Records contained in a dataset
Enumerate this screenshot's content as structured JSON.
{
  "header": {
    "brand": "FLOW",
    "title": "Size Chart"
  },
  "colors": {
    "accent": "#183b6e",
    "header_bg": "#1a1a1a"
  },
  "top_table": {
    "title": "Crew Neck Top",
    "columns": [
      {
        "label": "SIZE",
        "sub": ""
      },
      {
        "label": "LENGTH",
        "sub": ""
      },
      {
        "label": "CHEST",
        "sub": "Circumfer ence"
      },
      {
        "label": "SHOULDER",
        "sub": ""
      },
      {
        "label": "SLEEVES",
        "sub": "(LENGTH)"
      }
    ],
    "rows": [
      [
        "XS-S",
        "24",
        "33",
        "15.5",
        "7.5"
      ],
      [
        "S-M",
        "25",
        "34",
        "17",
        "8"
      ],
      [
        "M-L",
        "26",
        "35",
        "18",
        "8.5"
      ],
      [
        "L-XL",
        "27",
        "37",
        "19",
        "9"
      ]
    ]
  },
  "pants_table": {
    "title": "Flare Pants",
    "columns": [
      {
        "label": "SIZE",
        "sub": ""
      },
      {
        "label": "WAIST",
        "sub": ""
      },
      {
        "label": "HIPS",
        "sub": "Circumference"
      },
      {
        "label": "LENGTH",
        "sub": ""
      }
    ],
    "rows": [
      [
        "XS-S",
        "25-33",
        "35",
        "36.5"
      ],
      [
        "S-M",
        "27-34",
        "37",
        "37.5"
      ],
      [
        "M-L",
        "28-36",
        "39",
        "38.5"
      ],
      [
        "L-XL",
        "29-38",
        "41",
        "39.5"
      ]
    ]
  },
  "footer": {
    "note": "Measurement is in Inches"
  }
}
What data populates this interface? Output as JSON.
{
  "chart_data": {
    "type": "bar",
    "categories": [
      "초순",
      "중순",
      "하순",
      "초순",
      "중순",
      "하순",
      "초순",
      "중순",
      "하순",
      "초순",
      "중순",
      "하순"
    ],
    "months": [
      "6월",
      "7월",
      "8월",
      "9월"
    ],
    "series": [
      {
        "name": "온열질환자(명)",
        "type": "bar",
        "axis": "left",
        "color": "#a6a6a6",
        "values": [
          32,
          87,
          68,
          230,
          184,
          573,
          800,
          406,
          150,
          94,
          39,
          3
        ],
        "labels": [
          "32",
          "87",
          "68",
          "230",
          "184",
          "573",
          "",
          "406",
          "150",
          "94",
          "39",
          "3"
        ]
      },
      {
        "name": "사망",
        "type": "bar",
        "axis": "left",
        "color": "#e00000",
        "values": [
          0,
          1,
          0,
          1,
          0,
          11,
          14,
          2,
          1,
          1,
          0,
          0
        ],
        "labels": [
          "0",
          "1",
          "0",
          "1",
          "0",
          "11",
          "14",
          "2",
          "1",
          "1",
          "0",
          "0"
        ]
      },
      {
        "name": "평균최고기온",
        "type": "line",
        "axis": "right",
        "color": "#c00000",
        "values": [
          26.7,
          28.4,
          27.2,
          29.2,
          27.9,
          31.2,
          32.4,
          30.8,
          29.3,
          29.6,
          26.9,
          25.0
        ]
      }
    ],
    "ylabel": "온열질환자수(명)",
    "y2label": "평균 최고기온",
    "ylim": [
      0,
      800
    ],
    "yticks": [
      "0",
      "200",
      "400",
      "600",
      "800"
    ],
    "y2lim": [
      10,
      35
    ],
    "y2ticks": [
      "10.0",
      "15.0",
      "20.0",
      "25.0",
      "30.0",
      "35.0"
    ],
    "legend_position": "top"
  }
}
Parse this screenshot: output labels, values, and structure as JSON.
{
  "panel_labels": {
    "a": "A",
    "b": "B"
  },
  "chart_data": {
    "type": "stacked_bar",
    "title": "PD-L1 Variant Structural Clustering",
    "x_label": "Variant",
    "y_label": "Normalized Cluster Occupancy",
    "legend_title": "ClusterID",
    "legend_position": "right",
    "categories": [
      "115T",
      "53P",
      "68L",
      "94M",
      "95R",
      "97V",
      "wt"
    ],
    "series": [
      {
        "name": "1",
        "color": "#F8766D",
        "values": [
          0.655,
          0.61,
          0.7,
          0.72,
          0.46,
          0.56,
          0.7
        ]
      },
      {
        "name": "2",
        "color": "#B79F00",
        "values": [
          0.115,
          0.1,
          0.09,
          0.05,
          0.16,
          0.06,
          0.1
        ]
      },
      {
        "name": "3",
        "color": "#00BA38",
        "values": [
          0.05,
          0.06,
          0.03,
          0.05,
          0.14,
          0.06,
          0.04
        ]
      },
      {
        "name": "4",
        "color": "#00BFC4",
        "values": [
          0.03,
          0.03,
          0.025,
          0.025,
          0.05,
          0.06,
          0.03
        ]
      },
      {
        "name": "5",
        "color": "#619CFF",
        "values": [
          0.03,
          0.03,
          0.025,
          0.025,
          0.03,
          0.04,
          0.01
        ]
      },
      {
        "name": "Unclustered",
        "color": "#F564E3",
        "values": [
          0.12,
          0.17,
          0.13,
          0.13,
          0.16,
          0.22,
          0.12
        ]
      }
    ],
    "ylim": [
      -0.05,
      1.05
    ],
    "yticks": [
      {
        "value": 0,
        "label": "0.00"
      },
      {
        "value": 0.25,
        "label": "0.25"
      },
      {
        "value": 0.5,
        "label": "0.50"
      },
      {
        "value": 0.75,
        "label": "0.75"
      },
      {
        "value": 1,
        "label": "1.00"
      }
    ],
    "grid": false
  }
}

Work to be completed
Write out all of the records above exactly as they appear.

Written answer
Enumerate this screenshot's content as structured JSON.
{
  "header": {
    "brand": "FLOW",
    "title": "Size Chart"
  },
  "colors": {
    "accent": "#183b6e",
    "header_bg": "#1a1a1a"
  },
  "top_table": {
    "title": "Crew Neck Top",
    "columns": [
      {
        "label": "SIZE",
        "sub": ""
      },
      {
        "label": "LENGTH",
        "sub": ""
      },
      {
        "label": "CHEST",
        "sub": "Circumfer ence"
      },
      {
        "label": "SHOULDER",
        "sub": ""
      },
      {
        "label": "SLEEVES",
        "sub": "(LENGTH)"
      }
    ],
    "rows": [
      [
        "XS-S",
        "24",
        "33",
        "15.5",
        "7.5"
      ],
      [
        "S-M",
        "25",
        "34",
        "17",
        "8"
      ],
      [
        "M-L",
        "26",
        "35",
        "18",
        "8.5"
      ],
      [
        "L-XL",
        "27",
        "37",
        "19",
        "9"
      ]
    ]
  },
  "pants_table": {
    "title": "Flare Pants",
    "columns": [
      {
        "label": "SIZE",
        "sub": ""
      },
      {
        "label": "WAIST",
        "sub": ""
      },
      {
        "label": "HIPS",
        "sub": "Circumference"
      },
      {
        "label": "LENGTH",
        "sub": ""
      }
    ],
    "rows": [
      [
        "XS-S",
        "25-33",
        "35",
        "36.5"
      ],
      [
        "S-M",
        "27-34",
        "37",
        "37.5"
      ],
      [
        "M-L",
        "28-36",
        "39",
        "38.5"
      ],
      [
        "L-XL",
        "29-38",
        "41",
        "39.5"
      ]
    ]
  },
  "footer": {
    "note": "Measurement is in Inches"
  }
}
What data populates this interface? Output as JSON.
{
  "chart_data": {
    "type": "bar",
    "categories": [
      "초순",
      "중순",
      "하순",
      "초순",
      "중순",
      "하순",
      "초순",
      "중순",
      "하순",
      "초순",
      "중순",
      "하순"
    ],
    "months": [
      "6월",
      "7월",
      "8월",
      "9월"
    ],
    "series": [
      {
        "name": "온열질환자(명)",
        "type": "bar",
        "axis": "left",
        "color": "#a6a6a6",
        "values": [
          32,
          87,
          68,
          230,
          184,
          573,
          800,
          406,
          150,
          94,
          39,
          3
        ],
        "labels": [
          "32",
          "87",
          "68",
          "230",
          "184",
          "573",
          "",
          "406",
          "150",
          "94",
          "39",
          "3"
        ]
      },
      {
        "name": "사망",
        "type": "bar",
        "axis": "left",
        "color": "#e00000",
        "values": [
          0,
          1,
          0,
          1,
          0,
          11,
          14,
          2,
          1,
          1,
          0,
          0
        ],
        "labels": [
          "0",
          "1",
          "0",
          "1",
          "0",
          "11",
          "14",
          "2",
          "1",
          "1",
          "0",
          "0"
        ]
      },
      {
        "name": "평균최고기온",
        "type": "line",
        "axis": "right",
        "color": "#c00000",
        "values": [
          26.7,
          28.4,
          27.2,
          29.2,
          27.9,
          31.2,
          32.4,
          30.8,
          29.3,
          29.6,
          26.9,
          25.0
        ]
      }
    ],
    "ylabel": "온열질환자수(명)",
    "y2label": "평균 최고기온",
    "ylim": [
      0,
      800
    ],
    "yticks": [
      "0",
      "200",
      "400",
      "600",
      "800"
    ],
    "y2lim": [
      10,
      35
    ],
    "y2ticks": [
      "10.0",
      "15.0",
      "20.0",
      "25.0",
      "30.0",
      "35.0"
    ],
    "legend_position": "top"
  }
}
Parse this screenshot: output labels, values, and structure as JSON.
{
  "panel_labels": {
    "a": "A",
    "b": "B"
  },
  "chart_data": {
    "type": "stacked_bar",
    "title": "PD-L1 Variant Structural Clustering",
    "x_label": "Variant",
    "y_label": "Normalized Cluster Occupancy",
    "legend_title": "ClusterID",
    "legend_position": "right",
    "categories": [
      "115T",
      "53P",
      "68L",
      "94M",
      "95R",
      "97V",
      "wt"
    ],
    "series": [
      {
        "name": "1",
        "color": "#F8766D",
        "values": [
          0.655,
          0.61,
          0.7,
          0.72,
          0.46,
          0.56,
          0.7
        ]
      },
      {
        "name": "2",
        "color": "#B79F00",
        "values": [
          0.115,
          0.1,
          0.09,
          0.05,
          0.16,
          0.06,
          0.1
        ]
      },
      {
        "name": "3",
        "color": "#00BA38",
        "values": [
          0.05,
          0.06,
          0.03,
          0.05,
          0.14,
          0.06,
          0.04
        ]
      },
      {
        "name": "4",
        "color": "#00BFC4",
        "values": [
          0.03,
          0.03,
          0.025,
          0.025,
          0.05,
          0.06,
          0.03
        ]
      },
      {
        "name": "5",
        "color": "#619CFF",
        "values": [
          0.03,
          0.03,
          0.025,
          0.025,
          0.03,
          0.04,
          0.01
        ]
      },
      {
        "name": "Unclustered",
        "color": "#F564E3",
        "values": [
          0.12,
          0.17,
          0.13,
          0.13,
          0.16,
          0.22,
          0.12
        ]
      }
    ],
    "ylim": [
      -0.05,
      1.05
    ],
    "yticks": [
      {
        "value": 0,
        "label": "0.00"
      },
      {
        "value": 0.25,
        "label": "0.25"
      },
      {
        "value": 0.5,
        "label": "0.50"
      },
      {
        "value": 0.75,
        "label": "0.75"
      },
      {
        "value": 1,
        "label": "1.00"
      }
    ],
    "grid": false
  }
}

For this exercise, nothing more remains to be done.